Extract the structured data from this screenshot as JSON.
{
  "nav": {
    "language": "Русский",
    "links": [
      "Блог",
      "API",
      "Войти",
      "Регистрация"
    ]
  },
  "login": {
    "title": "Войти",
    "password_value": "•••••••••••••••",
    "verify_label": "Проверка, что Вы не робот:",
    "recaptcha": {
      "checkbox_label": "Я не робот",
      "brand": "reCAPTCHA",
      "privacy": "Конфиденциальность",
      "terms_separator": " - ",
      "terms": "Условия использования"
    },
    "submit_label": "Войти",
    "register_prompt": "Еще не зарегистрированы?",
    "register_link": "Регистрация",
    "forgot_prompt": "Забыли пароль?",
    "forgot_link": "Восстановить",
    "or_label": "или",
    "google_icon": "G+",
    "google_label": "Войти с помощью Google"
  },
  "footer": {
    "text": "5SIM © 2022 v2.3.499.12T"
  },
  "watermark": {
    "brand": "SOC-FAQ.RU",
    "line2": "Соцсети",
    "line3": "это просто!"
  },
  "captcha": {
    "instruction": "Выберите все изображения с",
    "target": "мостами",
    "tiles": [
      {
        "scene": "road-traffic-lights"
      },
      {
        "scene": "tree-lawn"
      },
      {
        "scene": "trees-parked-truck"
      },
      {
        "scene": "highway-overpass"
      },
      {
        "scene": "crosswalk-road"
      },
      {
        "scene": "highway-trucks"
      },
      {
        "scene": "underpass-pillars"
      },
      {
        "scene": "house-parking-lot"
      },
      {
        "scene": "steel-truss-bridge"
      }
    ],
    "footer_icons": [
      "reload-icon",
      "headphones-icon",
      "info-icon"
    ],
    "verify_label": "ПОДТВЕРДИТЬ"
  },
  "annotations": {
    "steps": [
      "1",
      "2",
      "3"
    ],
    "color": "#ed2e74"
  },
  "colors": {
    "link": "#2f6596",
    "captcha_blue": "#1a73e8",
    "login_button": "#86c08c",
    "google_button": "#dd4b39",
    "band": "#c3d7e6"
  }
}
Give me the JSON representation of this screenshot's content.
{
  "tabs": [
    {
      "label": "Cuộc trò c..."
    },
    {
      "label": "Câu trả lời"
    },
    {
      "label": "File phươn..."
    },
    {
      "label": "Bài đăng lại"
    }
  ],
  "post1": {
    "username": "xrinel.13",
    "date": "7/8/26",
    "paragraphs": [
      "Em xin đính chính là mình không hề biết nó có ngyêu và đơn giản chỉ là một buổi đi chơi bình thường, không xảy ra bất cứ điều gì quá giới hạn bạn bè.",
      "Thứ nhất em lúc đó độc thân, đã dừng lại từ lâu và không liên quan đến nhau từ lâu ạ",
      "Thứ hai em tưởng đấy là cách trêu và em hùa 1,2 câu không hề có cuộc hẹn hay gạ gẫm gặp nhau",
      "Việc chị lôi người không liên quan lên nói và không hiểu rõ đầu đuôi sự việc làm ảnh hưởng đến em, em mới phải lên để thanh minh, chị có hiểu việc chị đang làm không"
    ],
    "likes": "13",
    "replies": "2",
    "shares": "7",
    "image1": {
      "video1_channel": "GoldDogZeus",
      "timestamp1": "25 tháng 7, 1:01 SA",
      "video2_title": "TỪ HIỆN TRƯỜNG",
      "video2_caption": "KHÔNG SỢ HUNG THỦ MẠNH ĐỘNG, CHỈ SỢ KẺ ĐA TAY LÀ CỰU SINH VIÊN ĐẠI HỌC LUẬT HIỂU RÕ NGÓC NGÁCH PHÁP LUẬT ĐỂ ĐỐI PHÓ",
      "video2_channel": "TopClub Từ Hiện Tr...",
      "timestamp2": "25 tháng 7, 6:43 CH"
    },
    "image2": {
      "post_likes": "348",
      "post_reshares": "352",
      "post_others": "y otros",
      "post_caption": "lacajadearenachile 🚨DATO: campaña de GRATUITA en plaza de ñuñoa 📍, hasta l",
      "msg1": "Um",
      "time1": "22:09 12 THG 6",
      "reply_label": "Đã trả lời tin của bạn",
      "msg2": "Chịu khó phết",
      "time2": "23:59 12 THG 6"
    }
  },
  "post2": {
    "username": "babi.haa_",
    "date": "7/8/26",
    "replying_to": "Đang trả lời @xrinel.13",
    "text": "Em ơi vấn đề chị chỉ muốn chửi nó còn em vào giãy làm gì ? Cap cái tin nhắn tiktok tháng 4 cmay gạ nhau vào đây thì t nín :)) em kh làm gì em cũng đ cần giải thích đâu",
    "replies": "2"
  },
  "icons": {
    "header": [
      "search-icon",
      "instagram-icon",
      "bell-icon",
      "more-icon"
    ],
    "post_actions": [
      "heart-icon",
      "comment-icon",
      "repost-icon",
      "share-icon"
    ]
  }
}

● **What is needed**: Which lines in the listing above hold the word "nhau"? Show each of them.

● **Complete response**:
      "Thứ nhất em lúc đó độc thân, đã dừng lại từ lâu và không liên quan đến nhau từ lâu ạ",
      "Thứ hai em tưởng đấy là cách trêu và em hùa 1,2 câu không hề có cuộc hẹn hay gạ gẫm gặp nhau",
    "text": "Em ơi vấn đề chị chỉ muốn chửi nó còn em vào giãy làm gì ? Cap cái tin nhắn tiktok tháng 4 cmay gạ nhau vào đây thì t nín :)) em kh làm gì em cũng đ cần giải thích đâu",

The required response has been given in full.